Keep only the lines that hold the string "艾媒北极星", filtering out the rest of the entries below.

==== SUPPLIED ENTRIES

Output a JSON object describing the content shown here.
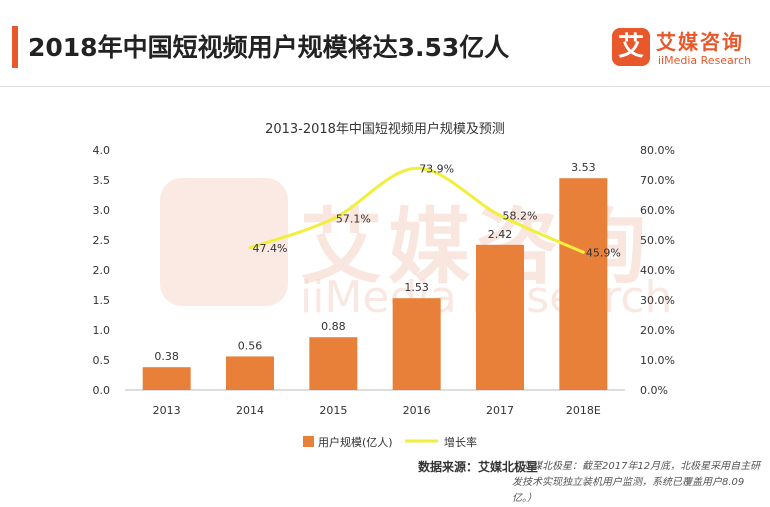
{
  "header": {
    "title": "2018年中国短视频用户规模将达3.53亿人",
    "accent_color": "#e8582b"
  },
  "logo": {
    "mark_char": "艾",
    "name": "艾媒咨询",
    "sub": "iiMedia Research"
  },
  "watermark": {
    "name": "艾媒咨询",
    "sub": "iiMedia Research"
  },
  "chart_data": {
    "type": "bar",
    "title": "2013-2018年中国短视频用户规模及预测",
    "categories": [
      "2013",
      "2014",
      "2015",
      "2016",
      "2017",
      "2018E"
    ],
    "series": [
      {
        "name": "用户规模(亿人)",
        "type": "bar",
        "axis": "left",
        "color": "#e8803a",
        "values": [
          0.38,
          0.56,
          0.88,
          1.53,
          2.42,
          3.53
        ],
        "labels": [
          "0.38",
          "0.56",
          "0.88",
          "1.53",
          "2.42",
          "3.53"
        ]
      },
      {
        "name": "增长率",
        "type": "line",
        "axis": "right",
        "color": "#f2ee3c",
        "values": [
          null,
          47.4,
          57.1,
          73.9,
          58.2,
          45.9
        ],
        "labels": [
          "",
          "47.4%",
          "57.1%",
          "73.9%",
          "58.2%",
          "45.9%"
        ]
      }
    ],
    "y_left": {
      "ylim": [
        0,
        4.0
      ],
      "ticks": [
        "0.0",
        "0.5",
        "1.0",
        "1.5",
        "2.0",
        "2.5",
        "3.0",
        "3.5",
        "4.0"
      ]
    },
    "y_right": {
      "ylim": [
        0,
        80
      ],
      "ticks": [
        "0.0%",
        "10.0%",
        "20.0%",
        "30.0%",
        "40.0%",
        "50.0%",
        "60.0%",
        "70.0%",
        "80.0%"
      ]
    },
    "grid": false,
    "legend_position": "bottom"
  },
  "footer": {
    "source": "数据来源：艾媒北极星",
    "note": "（艾媒北极星：截至2017年12月底，北极星采用自主研发技术实现独立装机用户监测，系统已覆盖用户8.09亿。）"
  }
}
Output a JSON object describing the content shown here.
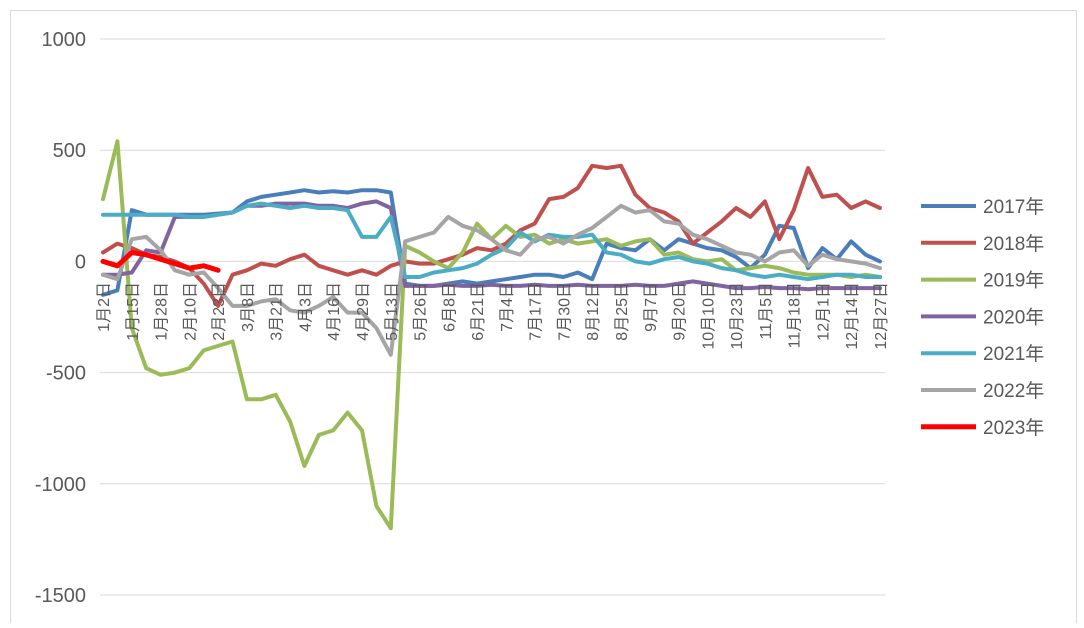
{
  "chart_data": {
    "type": "line",
    "categories": [
      "1月2日",
      null,
      "1月15日",
      null,
      "1月28日",
      null,
      "2月10日",
      null,
      "2月23日",
      null,
      "3月8日",
      null,
      "3月21日",
      null,
      "4月3日",
      null,
      "4月16日",
      null,
      "4月29日",
      null,
      "5月13日",
      null,
      "5月26日",
      null,
      "6月8日",
      null,
      "6月21日",
      null,
      "7月4日",
      null,
      "7月17日",
      null,
      "7月30日",
      null,
      "8月12日",
      null,
      "8月25日",
      null,
      "9月7日",
      null,
      "9月20日",
      null,
      "10月10日",
      null,
      "10月23日",
      null,
      "11月5日",
      null,
      "11月18日",
      null,
      "12月1日",
      null,
      "12月14日",
      null,
      "12月27日"
    ],
    "ylim": [
      -1500,
      1000
    ],
    "yticks": [
      1000,
      500,
      0,
      -500,
      -1000,
      -1500
    ],
    "grid": true,
    "legend": "right",
    "series": [
      {
        "name": "2017年",
        "color": "#4a7ebb",
        "values": [
          -150,
          -130,
          230,
          210,
          210,
          210,
          210,
          210,
          215,
          220,
          270,
          290,
          300,
          310,
          320,
          310,
          315,
          310,
          320,
          320,
          310,
          -100,
          -110,
          -110,
          -100,
          -90,
          -100,
          -90,
          -80,
          -70,
          -60,
          -60,
          -70,
          -50,
          -80,
          80,
          60,
          50,
          100,
          50,
          100,
          80,
          60,
          50,
          20,
          -30,
          30,
          160,
          150,
          -30,
          60,
          10,
          90,
          30,
          0
        ]
      },
      {
        "name": "2018年",
        "color": "#c0504d",
        "values": [
          40,
          80,
          60,
          30,
          20,
          0,
          -30,
          -100,
          -200,
          -60,
          -40,
          -10,
          -20,
          10,
          30,
          -20,
          -40,
          -60,
          -40,
          -60,
          -20,
          0,
          -10,
          -10,
          10,
          30,
          60,
          50,
          80,
          140,
          170,
          280,
          290,
          330,
          430,
          420,
          430,
          300,
          240,
          220,
          180,
          80,
          130,
          180,
          240,
          200,
          270,
          100,
          230,
          420,
          290,
          300,
          240,
          270,
          240
        ]
      },
      {
        "name": "2019年",
        "color": "#9bbb59",
        "values": [
          280,
          540,
          -300,
          -480,
          -510,
          -500,
          -480,
          -400,
          -380,
          -360,
          -620,
          -620,
          -600,
          -720,
          -920,
          -780,
          -760,
          -680,
          -760,
          -1100,
          -1200,
          70,
          40,
          0,
          -30,
          40,
          170,
          100,
          160,
          110,
          120,
          80,
          100,
          80,
          90,
          100,
          70,
          90,
          100,
          30,
          40,
          10,
          0,
          10,
          -40,
          -30,
          -20,
          -30,
          -50,
          -60,
          -60,
          -60,
          -70,
          -60,
          -70
        ]
      },
      {
        "name": "2020年",
        "color": "#8064a2",
        "values": [
          -60,
          -60,
          -50,
          50,
          40,
          200,
          200,
          200,
          210,
          220,
          250,
          250,
          260,
          260,
          260,
          250,
          250,
          240,
          260,
          270,
          240,
          -110,
          -110,
          -110,
          -105,
          -110,
          -110,
          -105,
          -110,
          -110,
          -105,
          -110,
          -110,
          -105,
          -110,
          -110,
          -110,
          -105,
          -110,
          -110,
          -100,
          -90,
          -100,
          -110,
          -120,
          -120,
          -115,
          -120,
          -120,
          -125,
          -120,
          -120,
          -120,
          -120,
          -120
        ]
      },
      {
        "name": "2021年",
        "color": "#4bacc6",
        "values": [
          210,
          210,
          210,
          210,
          210,
          210,
          200,
          200,
          210,
          220,
          250,
          260,
          250,
          240,
          250,
          240,
          240,
          230,
          110,
          110,
          200,
          -70,
          -70,
          -50,
          -40,
          -30,
          -10,
          30,
          60,
          130,
          90,
          120,
          110,
          110,
          120,
          40,
          30,
          0,
          -10,
          10,
          20,
          0,
          -10,
          -30,
          -40,
          -60,
          -70,
          -60,
          -70,
          -80,
          -70,
          -60,
          -60,
          -70,
          -70
        ]
      },
      {
        "name": "2022年",
        "color": "#a5a5a5",
        "values": [
          -60,
          -80,
          100,
          110,
          50,
          -40,
          -60,
          -50,
          -120,
          -200,
          -200,
          -180,
          -170,
          -220,
          -230,
          -200,
          -160,
          -230,
          -230,
          -300,
          -420,
          90,
          110,
          130,
          200,
          160,
          140,
          100,
          50,
          30,
          100,
          110,
          80,
          120,
          150,
          200,
          250,
          220,
          230,
          180,
          170,
          120,
          100,
          70,
          40,
          30,
          0,
          40,
          50,
          -20,
          30,
          10,
          0,
          -10,
          -30
        ]
      },
      {
        "name": "2023年",
        "color": "#ff0000",
        "values": [
          0,
          -20,
          40,
          30,
          10,
          -10,
          -30,
          -20,
          -40,
          null,
          null,
          null,
          null,
          null,
          null,
          null,
          null,
          null,
          null,
          null,
          null,
          null,
          null,
          null,
          null,
          null,
          null,
          null,
          null,
          null,
          null,
          null,
          null,
          null,
          null,
          null,
          null,
          null,
          null,
          null,
          null,
          null,
          null,
          null,
          null,
          null,
          null,
          null,
          null,
          null,
          null,
          null,
          null,
          null,
          null
        ]
      }
    ]
  }
}
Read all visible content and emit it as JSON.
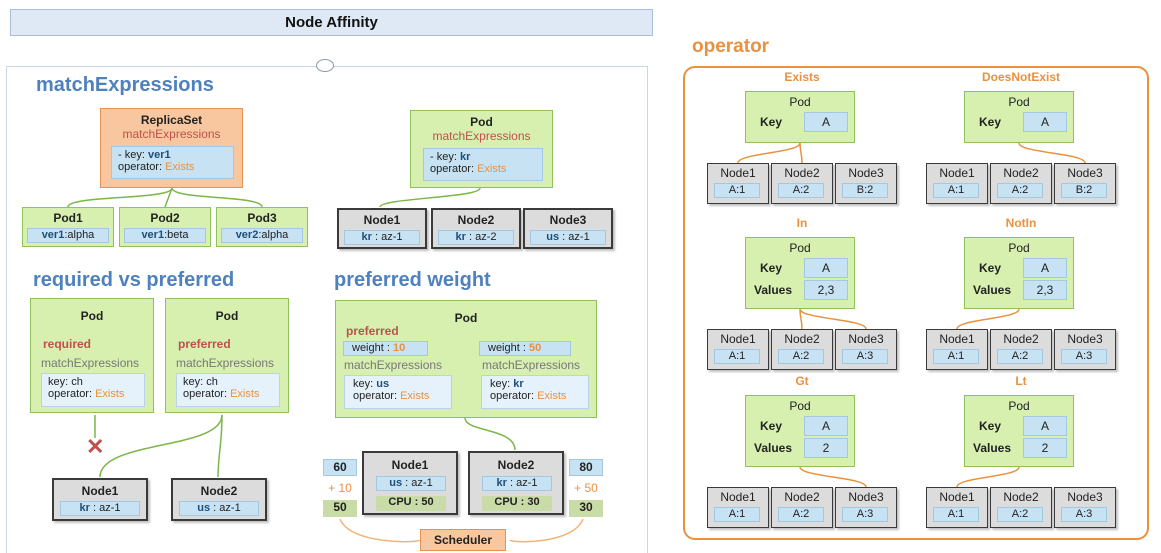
{
  "header": {
    "title": "Node Affinity"
  },
  "left": {
    "match": {
      "title": "matchExpressions",
      "replicaset": {
        "title": "ReplicaSet",
        "sub": "matchExpressions",
        "key_label": "- key: ",
        "key_value": "ver1",
        "op_label": "operator: ",
        "op_value": "Exists"
      },
      "pods": [
        {
          "name": "Pod1",
          "lk": "ver1",
          "lv": ":alpha"
        },
        {
          "name": "Pod2",
          "lk": "ver1",
          "lv": ":beta"
        },
        {
          "name": "Pod3",
          "lk": "ver2",
          "lv": ":alpha"
        }
      ],
      "pod": {
        "title": "Pod",
        "sub": "matchExpressions",
        "key_label": "- key: ",
        "key_value": "kr",
        "op_label": "operator: ",
        "op_value": "Exists"
      },
      "nodes": [
        {
          "name": "Node1",
          "lk": "kr",
          "lv": " : az-1"
        },
        {
          "name": "Node2",
          "lk": "kr",
          "lv": " : az-2"
        },
        {
          "name": "Node3",
          "lk": "us",
          "lv": " : az-1"
        }
      ]
    },
    "reqpref": {
      "title": "required vs preferred",
      "pod_a": {
        "title": "Pod",
        "mode": "required",
        "sub": "matchExpressions",
        "key": "key: ch",
        "op_label": "operator: ",
        "op_value": "Exists"
      },
      "pod_b": {
        "title": "Pod",
        "mode": "preferred",
        "sub": "matchExpressions",
        "key": "key: ch",
        "op_label": "operator: ",
        "op_value": "Exists"
      },
      "x_mark": "✕",
      "nodes": [
        {
          "name": "Node1",
          "lk": "kr",
          "lv": " : az-1"
        },
        {
          "name": "Node2",
          "lk": "us",
          "lv": " : az-1"
        }
      ]
    },
    "weight": {
      "title": "preferred weight",
      "pod": {
        "title": "Pod",
        "mode": "preferred",
        "w1_label": "weight : ",
        "w1_value": "10",
        "sub1": "matchExpressions",
        "k1_label": "key: ",
        "k1_value": "us",
        "op1_label": "operator: ",
        "op1_value": "Exists",
        "w2_label": "weight : ",
        "w2_value": "50",
        "sub2": "matchExpressions",
        "k2_label": "key: ",
        "k2_value": "kr",
        "op2_label": "operator: ",
        "op2_value": "Exists"
      },
      "node1": {
        "name": "Node1",
        "lk": "us",
        "lv": " : az-1",
        "cpu_label": "CPU : ",
        "cpu_value": "50"
      },
      "node2": {
        "name": "Node2",
        "lk": "kr",
        "lv": " : az-1",
        "cpu_label": "CPU : ",
        "cpu_value": "30"
      },
      "score1": {
        "total": "60",
        "plus": "+ 10",
        "base": "50"
      },
      "score2": {
        "total": "80",
        "plus": "+ 50",
        "base": "30"
      },
      "scheduler": "Scheduler"
    }
  },
  "operator": {
    "title": "operator",
    "node_labels": [
      "Node1",
      "Node2",
      "Node3"
    ],
    "pod_label": "Pod",
    "key_label": "Key",
    "values_label": "Values",
    "groups": [
      {
        "name": "Exists",
        "key": "A",
        "values": "",
        "nodes": [
          "A:1",
          "A:2",
          "B:2"
        ]
      },
      {
        "name": "DoesNotExist",
        "key": "A",
        "values": "",
        "nodes": [
          "A:1",
          "A:2",
          "B:2"
        ]
      },
      {
        "name": "In",
        "key": "A",
        "values": "2,3",
        "nodes": [
          "A:1",
          "A:2",
          "A:3"
        ]
      },
      {
        "name": "NotIn",
        "key": "A",
        "values": "2,3",
        "nodes": [
          "A:1",
          "A:2",
          "A:3"
        ]
      },
      {
        "name": "Gt",
        "key": "A",
        "values": "2",
        "nodes": [
          "A:1",
          "A:2",
          "A:3"
        ]
      },
      {
        "name": "Lt",
        "key": "A",
        "values": "2",
        "nodes": [
          "A:1",
          "A:2",
          "A:3"
        ]
      }
    ]
  }
}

========

=== ANSWER ===
    "source": "数据来源：艾媒北极星",
    "note": "（艾媒北极星：截至2017年12月底，北极星采用自主研发技术实现独立装机用户监测，系统已覆盖用户8.09亿。）"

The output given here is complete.